__EXERCISE INSTRUCTIONS__. Without the pictures, repeat the listing character for character.

__MATERIAL FOR THE TASK__.
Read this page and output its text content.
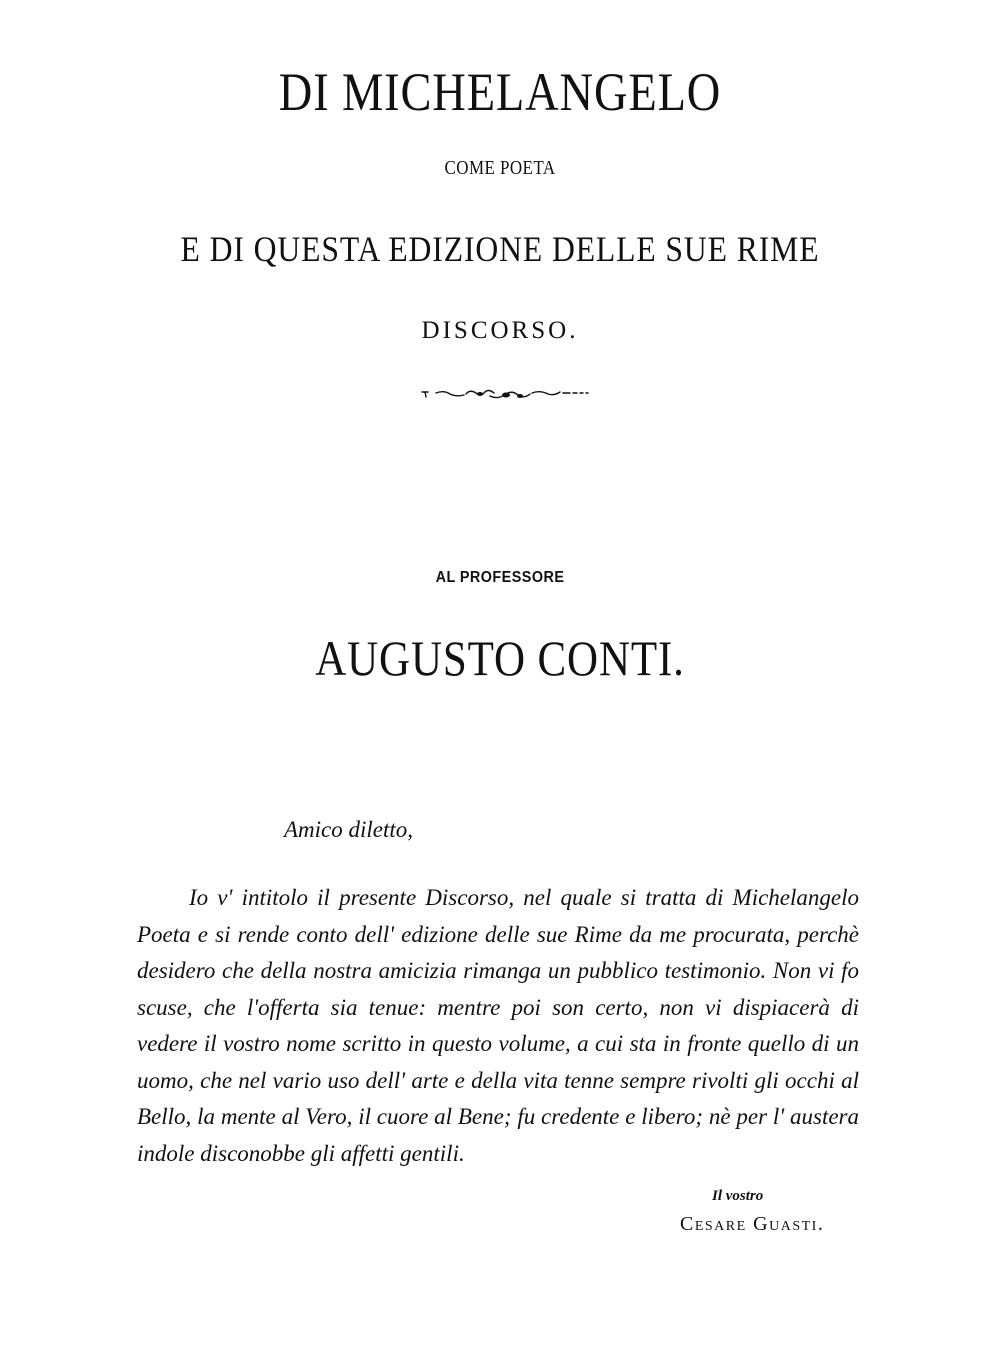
DI MICHELANGELO
COME POETA
E DI QUESTA EDIZIONE DELLE SUE RIME
DISCORSO.
AL PROFESSORE
AUGUSTO CONTI.
Amico diletto,

Io v' intitolo il presente Discorso, nel quale si tratta di Michelangelo Poeta e si rende conto dell' edizione delle sue Rime da me procurata, perchè desidero che della nostra amicizia rimanga un pubblico testimonio. Non vi fo scuse, che l'offerta sia tenue: mentre poi son certo, non vi dispiacerà di vedere il vostro nome scritto in questo volume, a cui sta in fronte quello di un uomo, che nel vario uso dell' arte e della vita tenne sempre rivolti gli occhi al Bello, la mente al Vero, il cuore al Bene; fu credente e libero; nè per l' austera indole disconobbe gli affetti gentili.

Il vostro
Cesare Guasti.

__EXERCISE RESULT__.
Read this page and output its text content.
DI MICHELANGELO
COME POETA
E DI QUESTA EDIZIONE DELLE SUE RIME
DISCORSO.
AL PROFESSORE
AUGUSTO CONTI.
Amico diletto,

Io v' intitolo il presente Discorso, nel quale si tratta di Michelangelo Poeta e si rende conto dell' edizione delle sue Rime da me procurata, perchè desidero che della nostra amicizia rimanga un pubblico testimonio. Non vi fo scuse, che l'offerta sia tenue: mentre poi son certo, non vi dispiacerà di vedere il vostro nome scritto in questo volume, a cui sta in fronte quello di un uomo, che nel vario uso dell' arte e della vita tenne sempre rivolti gli occhi al Bello, la mente al Vero, il cuore al Bene; fu credente e libero; nè per l' austera indole disconobbe gli affetti gentili.

Il vostro
Cesare Guasti.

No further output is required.